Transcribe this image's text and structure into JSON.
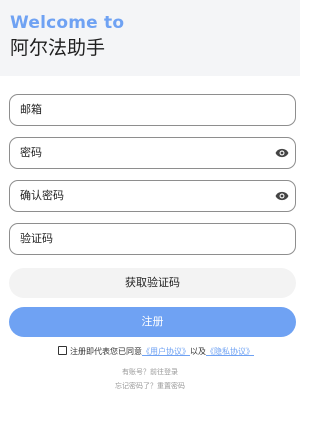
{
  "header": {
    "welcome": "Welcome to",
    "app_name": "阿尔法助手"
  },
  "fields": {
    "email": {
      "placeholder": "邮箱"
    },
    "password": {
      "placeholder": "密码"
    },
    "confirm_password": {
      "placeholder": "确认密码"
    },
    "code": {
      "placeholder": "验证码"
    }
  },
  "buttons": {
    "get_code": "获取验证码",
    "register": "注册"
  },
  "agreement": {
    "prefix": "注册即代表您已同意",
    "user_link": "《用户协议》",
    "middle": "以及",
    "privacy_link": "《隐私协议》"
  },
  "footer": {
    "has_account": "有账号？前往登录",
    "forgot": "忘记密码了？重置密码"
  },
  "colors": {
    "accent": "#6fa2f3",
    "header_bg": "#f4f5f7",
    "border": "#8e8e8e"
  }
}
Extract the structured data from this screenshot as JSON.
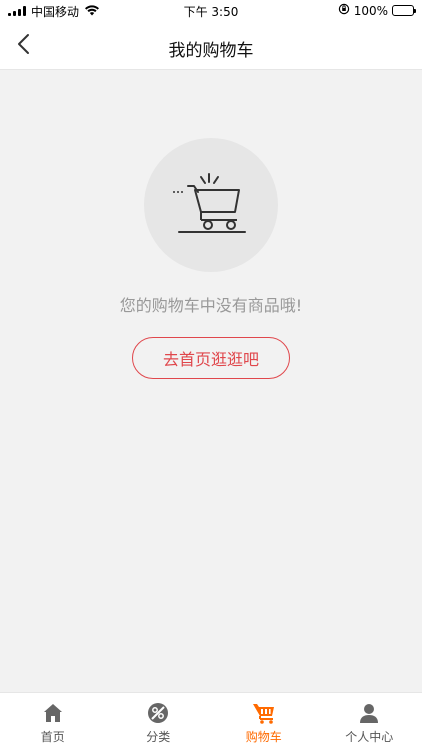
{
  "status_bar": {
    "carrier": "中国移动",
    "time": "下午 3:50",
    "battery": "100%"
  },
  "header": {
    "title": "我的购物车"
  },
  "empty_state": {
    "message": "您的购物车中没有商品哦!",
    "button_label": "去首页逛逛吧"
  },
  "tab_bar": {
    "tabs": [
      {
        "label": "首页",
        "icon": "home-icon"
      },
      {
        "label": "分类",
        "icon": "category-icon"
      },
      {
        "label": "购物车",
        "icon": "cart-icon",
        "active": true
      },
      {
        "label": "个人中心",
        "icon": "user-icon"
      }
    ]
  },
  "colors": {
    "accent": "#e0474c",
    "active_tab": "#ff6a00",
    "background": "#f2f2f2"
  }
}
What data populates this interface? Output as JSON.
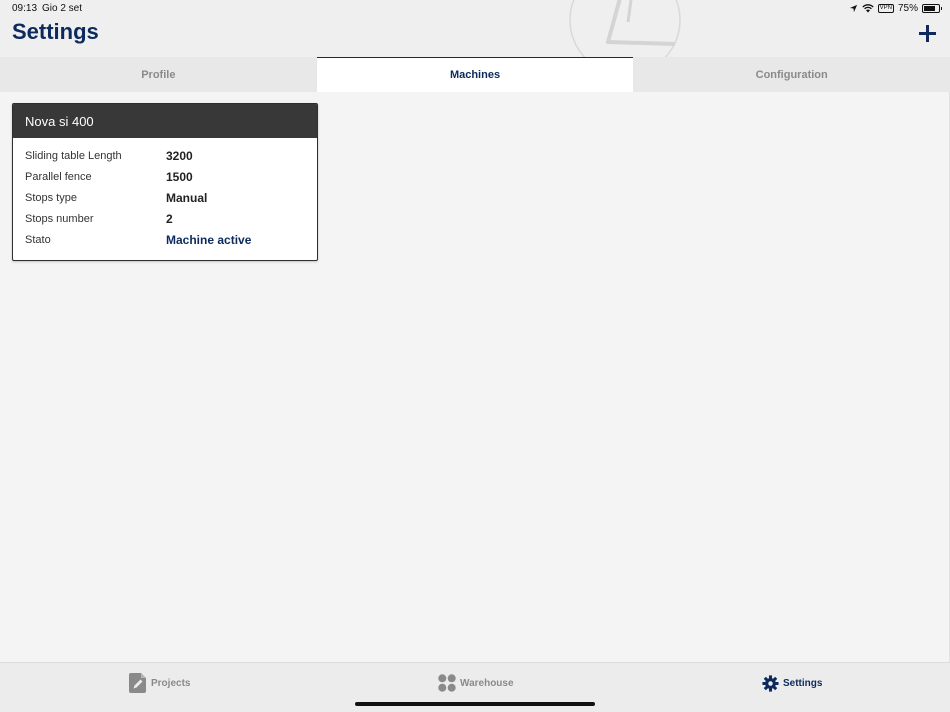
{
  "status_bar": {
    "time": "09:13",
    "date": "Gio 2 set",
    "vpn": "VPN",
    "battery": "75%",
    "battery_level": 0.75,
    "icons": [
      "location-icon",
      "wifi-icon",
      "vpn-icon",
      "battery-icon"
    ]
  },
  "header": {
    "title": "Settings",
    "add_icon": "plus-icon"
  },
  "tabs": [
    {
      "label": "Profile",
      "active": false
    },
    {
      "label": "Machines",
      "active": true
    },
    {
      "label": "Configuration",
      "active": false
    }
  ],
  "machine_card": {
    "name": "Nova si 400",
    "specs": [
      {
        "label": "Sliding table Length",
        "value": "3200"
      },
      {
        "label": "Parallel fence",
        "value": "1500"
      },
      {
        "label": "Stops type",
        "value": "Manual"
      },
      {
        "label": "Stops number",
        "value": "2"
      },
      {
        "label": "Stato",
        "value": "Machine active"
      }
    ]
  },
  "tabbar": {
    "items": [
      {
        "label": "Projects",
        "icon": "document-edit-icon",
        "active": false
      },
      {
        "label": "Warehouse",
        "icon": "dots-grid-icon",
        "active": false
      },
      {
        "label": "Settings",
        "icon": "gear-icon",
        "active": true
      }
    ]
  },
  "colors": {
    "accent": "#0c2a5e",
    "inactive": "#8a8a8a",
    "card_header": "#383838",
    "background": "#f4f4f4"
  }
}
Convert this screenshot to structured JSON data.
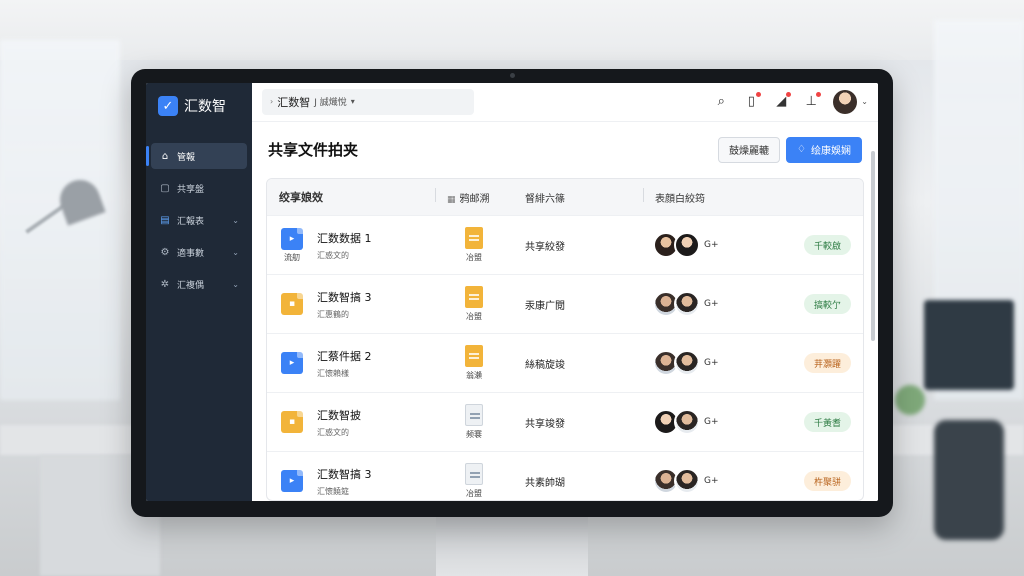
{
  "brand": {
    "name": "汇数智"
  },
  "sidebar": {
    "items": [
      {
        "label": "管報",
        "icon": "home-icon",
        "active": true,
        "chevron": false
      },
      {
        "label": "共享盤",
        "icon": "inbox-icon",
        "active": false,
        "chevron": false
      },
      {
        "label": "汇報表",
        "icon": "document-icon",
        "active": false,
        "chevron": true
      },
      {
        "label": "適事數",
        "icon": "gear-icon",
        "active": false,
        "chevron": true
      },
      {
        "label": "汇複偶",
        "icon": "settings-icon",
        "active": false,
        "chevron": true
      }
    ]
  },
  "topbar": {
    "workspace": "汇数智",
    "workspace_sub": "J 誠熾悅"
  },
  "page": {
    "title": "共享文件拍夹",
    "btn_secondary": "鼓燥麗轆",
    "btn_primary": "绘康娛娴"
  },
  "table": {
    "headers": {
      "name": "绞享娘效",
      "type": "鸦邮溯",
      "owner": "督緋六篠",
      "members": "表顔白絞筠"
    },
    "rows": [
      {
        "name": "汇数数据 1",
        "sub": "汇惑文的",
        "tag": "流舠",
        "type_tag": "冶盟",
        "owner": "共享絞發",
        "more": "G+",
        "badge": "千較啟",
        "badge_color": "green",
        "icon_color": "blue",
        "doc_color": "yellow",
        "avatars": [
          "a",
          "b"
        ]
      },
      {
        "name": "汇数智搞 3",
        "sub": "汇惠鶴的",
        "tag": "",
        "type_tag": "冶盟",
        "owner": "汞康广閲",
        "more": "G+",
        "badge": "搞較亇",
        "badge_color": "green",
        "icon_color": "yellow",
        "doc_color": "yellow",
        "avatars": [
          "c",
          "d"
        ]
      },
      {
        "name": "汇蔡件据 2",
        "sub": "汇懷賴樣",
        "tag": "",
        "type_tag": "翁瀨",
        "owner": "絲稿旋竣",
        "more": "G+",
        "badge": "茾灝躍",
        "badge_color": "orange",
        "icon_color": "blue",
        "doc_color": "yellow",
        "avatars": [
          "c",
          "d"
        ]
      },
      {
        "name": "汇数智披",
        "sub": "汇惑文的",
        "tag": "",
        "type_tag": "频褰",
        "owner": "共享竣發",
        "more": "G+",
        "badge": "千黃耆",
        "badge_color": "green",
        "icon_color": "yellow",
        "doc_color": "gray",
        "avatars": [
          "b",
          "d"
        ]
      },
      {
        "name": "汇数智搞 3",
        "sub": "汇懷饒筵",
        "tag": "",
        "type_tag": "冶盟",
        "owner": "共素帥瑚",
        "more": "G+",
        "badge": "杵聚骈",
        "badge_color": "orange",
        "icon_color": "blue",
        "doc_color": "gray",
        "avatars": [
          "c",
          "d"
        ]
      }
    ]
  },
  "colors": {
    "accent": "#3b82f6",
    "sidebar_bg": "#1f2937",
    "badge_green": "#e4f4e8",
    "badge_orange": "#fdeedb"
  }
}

◆ Exercise instructions ◆
Tally the lines of the records holding the word "structured", then state only the tally.

◆ Written answer ◆
2